- Exercise brief
Lines containing the word "text" are the ones to copy from the records below.

- Provided records
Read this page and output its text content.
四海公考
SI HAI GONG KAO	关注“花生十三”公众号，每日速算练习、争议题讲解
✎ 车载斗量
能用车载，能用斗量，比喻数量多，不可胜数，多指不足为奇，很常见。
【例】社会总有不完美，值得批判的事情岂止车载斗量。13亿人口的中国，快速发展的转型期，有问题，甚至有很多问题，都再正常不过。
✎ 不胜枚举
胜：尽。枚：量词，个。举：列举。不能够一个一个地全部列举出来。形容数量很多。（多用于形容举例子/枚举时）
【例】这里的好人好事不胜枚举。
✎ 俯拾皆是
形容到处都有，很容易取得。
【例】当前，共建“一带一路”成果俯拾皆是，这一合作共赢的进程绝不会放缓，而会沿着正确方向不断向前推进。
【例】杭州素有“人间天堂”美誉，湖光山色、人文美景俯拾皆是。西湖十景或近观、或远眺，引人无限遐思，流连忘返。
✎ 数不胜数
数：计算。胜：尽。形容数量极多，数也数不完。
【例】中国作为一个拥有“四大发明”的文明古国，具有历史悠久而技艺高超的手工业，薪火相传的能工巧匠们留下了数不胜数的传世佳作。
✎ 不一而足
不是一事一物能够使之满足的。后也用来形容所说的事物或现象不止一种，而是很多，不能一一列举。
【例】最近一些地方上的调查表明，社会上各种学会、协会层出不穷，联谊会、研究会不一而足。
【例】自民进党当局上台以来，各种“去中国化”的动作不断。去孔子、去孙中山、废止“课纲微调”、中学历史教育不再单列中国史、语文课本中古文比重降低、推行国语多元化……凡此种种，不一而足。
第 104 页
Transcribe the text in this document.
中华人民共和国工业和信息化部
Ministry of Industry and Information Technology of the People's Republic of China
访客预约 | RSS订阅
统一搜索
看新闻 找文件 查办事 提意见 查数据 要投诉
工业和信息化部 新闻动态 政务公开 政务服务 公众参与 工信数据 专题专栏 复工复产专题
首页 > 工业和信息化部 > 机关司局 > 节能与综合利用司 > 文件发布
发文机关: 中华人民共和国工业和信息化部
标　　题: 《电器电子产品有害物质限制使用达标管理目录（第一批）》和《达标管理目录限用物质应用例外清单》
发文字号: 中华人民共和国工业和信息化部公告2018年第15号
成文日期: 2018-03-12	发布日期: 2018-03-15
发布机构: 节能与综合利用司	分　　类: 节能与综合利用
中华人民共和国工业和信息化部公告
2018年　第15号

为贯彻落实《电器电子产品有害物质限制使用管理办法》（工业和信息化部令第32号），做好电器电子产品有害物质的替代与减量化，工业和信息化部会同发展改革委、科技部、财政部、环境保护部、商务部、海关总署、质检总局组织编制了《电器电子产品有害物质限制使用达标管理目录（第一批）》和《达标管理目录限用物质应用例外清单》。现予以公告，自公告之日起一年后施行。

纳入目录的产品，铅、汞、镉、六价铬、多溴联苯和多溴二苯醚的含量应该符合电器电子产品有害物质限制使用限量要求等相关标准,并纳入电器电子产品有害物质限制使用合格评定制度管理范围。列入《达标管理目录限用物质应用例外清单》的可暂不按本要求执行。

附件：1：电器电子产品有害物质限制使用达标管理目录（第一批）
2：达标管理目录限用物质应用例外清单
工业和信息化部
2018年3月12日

- Answer in full
Read this page and output its text content.
Transcribe the text in this document.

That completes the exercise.